* [Problem description] Write out each line that follows exactly as it stands, without the pictures.

* [Data supplied]
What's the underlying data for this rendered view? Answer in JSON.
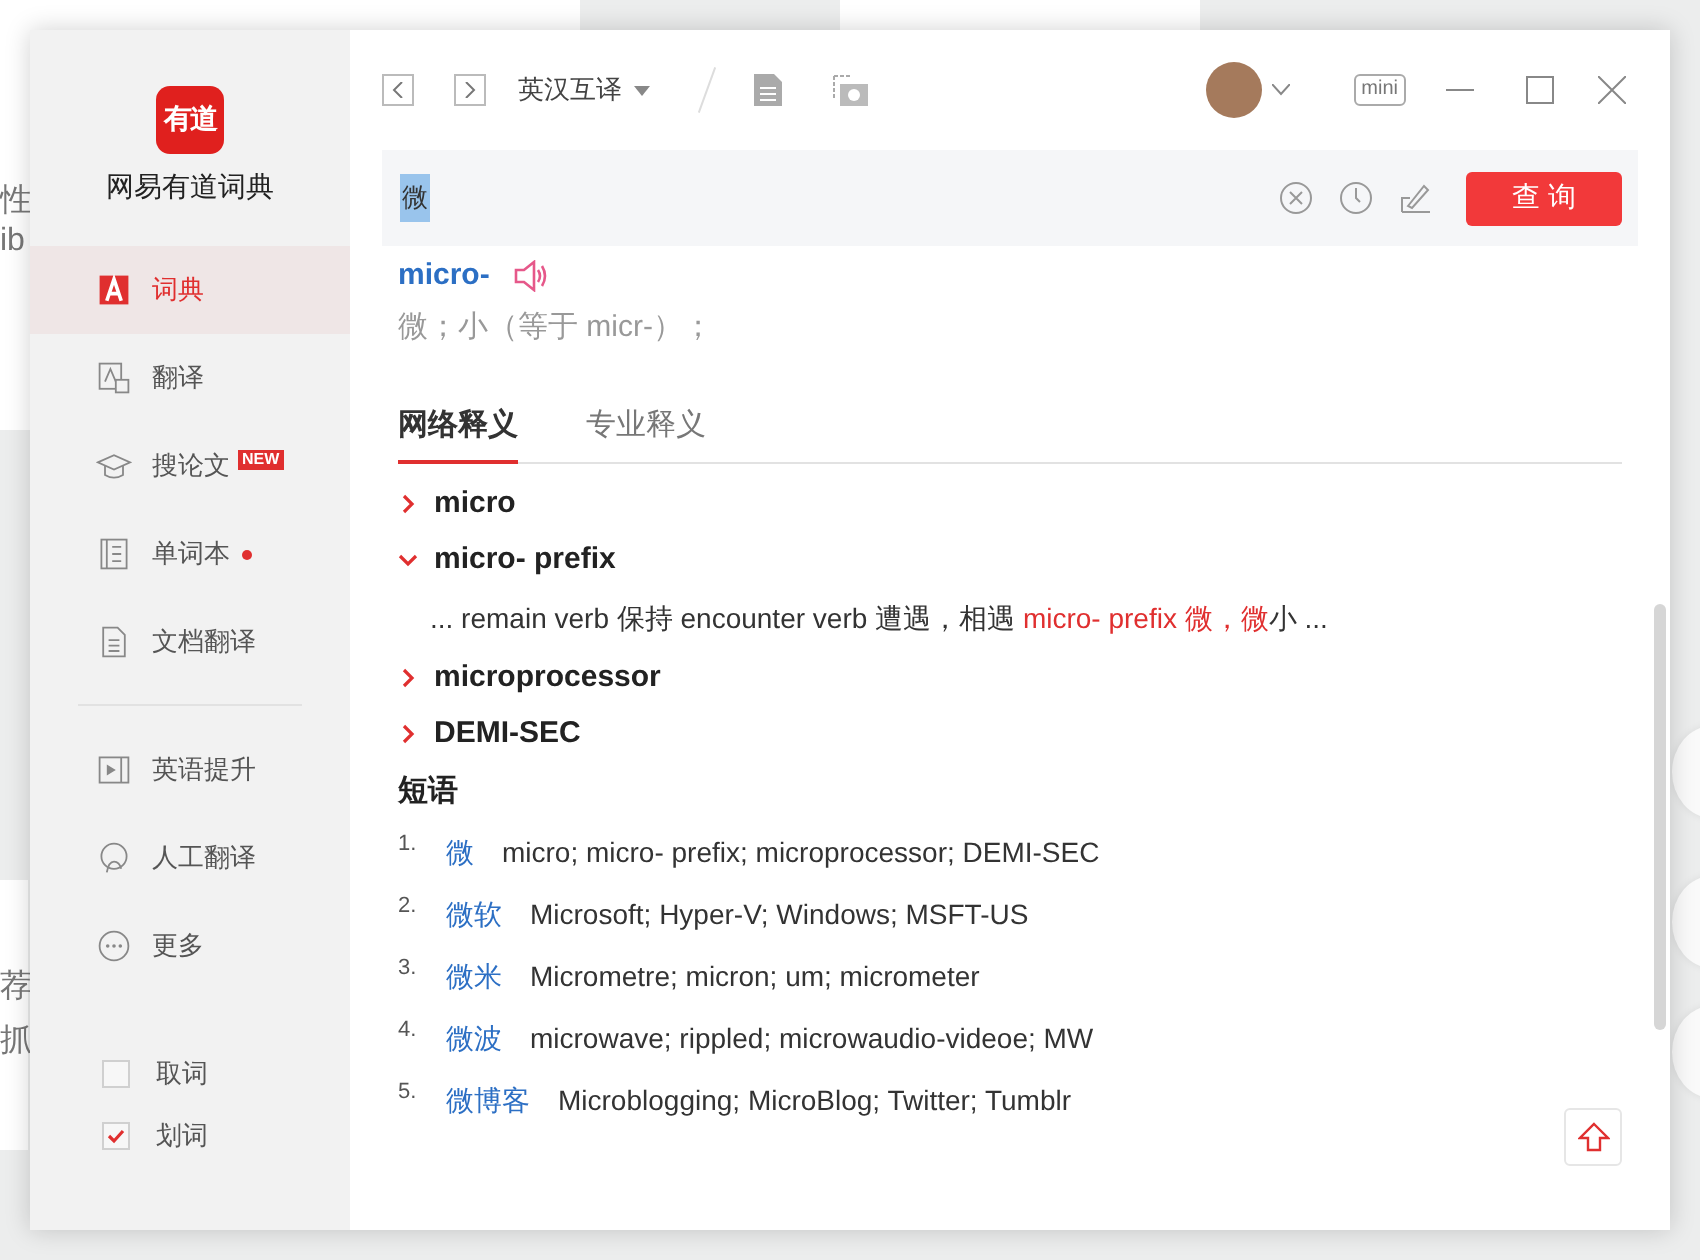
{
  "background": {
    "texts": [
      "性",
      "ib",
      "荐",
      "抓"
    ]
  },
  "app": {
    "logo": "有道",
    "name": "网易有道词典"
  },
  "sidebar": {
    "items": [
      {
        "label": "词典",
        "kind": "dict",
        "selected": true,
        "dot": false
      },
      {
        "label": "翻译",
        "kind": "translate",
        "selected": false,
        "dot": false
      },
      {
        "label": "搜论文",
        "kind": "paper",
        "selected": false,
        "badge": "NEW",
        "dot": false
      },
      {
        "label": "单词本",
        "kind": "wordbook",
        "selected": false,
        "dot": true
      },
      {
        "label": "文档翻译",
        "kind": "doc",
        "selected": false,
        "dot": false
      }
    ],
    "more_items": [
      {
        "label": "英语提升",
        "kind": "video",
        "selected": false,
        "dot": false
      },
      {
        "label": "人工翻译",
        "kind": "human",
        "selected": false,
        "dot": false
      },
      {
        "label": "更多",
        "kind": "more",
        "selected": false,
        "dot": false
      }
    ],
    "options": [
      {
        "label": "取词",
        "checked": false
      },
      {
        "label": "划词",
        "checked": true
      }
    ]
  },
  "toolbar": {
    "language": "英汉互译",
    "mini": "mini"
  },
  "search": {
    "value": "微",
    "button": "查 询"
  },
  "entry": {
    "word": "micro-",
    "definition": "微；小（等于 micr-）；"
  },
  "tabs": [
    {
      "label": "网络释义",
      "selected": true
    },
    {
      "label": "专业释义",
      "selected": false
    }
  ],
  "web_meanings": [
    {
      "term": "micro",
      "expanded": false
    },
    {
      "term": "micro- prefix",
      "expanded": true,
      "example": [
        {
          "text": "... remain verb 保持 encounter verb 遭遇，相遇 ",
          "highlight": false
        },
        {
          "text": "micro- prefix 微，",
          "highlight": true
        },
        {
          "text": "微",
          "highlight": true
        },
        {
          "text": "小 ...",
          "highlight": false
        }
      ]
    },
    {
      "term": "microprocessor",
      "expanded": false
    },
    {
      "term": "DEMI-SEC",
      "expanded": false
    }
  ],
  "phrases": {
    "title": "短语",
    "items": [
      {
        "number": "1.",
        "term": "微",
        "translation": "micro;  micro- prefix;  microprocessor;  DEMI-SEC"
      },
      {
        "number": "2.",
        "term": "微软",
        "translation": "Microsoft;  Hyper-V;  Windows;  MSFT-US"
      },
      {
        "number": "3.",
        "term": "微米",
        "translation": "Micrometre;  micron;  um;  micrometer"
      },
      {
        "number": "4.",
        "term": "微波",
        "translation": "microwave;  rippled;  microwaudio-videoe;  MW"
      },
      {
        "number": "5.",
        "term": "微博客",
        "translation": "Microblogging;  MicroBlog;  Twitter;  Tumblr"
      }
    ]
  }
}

* [Result]
What's the underlying data for this rendered view? Answer in JSON.
{
  "background": {
    "texts": [
      "性",
      "ib",
      "荐",
      "抓"
    ]
  },
  "app": {
    "logo": "有道",
    "name": "网易有道词典"
  },
  "sidebar": {
    "items": [
      {
        "label": "词典",
        "kind": "dict",
        "selected": true,
        "dot": false
      },
      {
        "label": "翻译",
        "kind": "translate",
        "selected": false,
        "dot": false
      },
      {
        "label": "搜论文",
        "kind": "paper",
        "selected": false,
        "badge": "NEW",
        "dot": false
      },
      {
        "label": "单词本",
        "kind": "wordbook",
        "selected": false,
        "dot": true
      },
      {
        "label": "文档翻译",
        "kind": "doc",
        "selected": false,
        "dot": false
      }
    ],
    "more_items": [
      {
        "label": "英语提升",
        "kind": "video",
        "selected": false,
        "dot": false
      },
      {
        "label": "人工翻译",
        "kind": "human",
        "selected": false,
        "dot": false
      },
      {
        "label": "更多",
        "kind": "more",
        "selected": false,
        "dot": false
      }
    ],
    "options": [
      {
        "label": "取词",
        "checked": false
      },
      {
        "label": "划词",
        "checked": true
      }
    ]
  },
  "toolbar": {
    "language": "英汉互译",
    "mini": "mini"
  },
  "search": {
    "value": "微",
    "button": "查 询"
  },
  "entry": {
    "word": "micro-",
    "definition": "微；小（等于 micr-）；"
  },
  "tabs": [
    {
      "label": "网络释义",
      "selected": true
    },
    {
      "label": "专业释义",
      "selected": false
    }
  ],
  "web_meanings": [
    {
      "term": "micro",
      "expanded": false
    },
    {
      "term": "micro- prefix",
      "expanded": true,
      "example": [
        {
          "text": "... remain verb 保持 encounter verb 遭遇，相遇 ",
          "highlight": false
        },
        {
          "text": "micro- prefix 微，",
          "highlight": true
        },
        {
          "text": "微",
          "highlight": true
        },
        {
          "text": "小 ...",
          "highlight": false
        }
      ]
    },
    {
      "term": "microprocessor",
      "expanded": false
    },
    {
      "term": "DEMI-SEC",
      "expanded": false
    }
  ],
  "phrases": {
    "title": "短语",
    "items": [
      {
        "number": "1.",
        "term": "微",
        "translation": "micro;  micro- prefix;  microprocessor;  DEMI-SEC"
      },
      {
        "number": "2.",
        "term": "微软",
        "translation": "Microsoft;  Hyper-V;  Windows;  MSFT-US"
      },
      {
        "number": "3.",
        "term": "微米",
        "translation": "Micrometre;  micron;  um;  micrometer"
      },
      {
        "number": "4.",
        "term": "微波",
        "translation": "microwave;  rippled;  microwaudio-videoe;  MW"
      },
      {
        "number": "5.",
        "term": "微博客",
        "translation": "Microblogging;  MicroBlog;  Twitter;  Tumblr"
      }
    ]
  }
}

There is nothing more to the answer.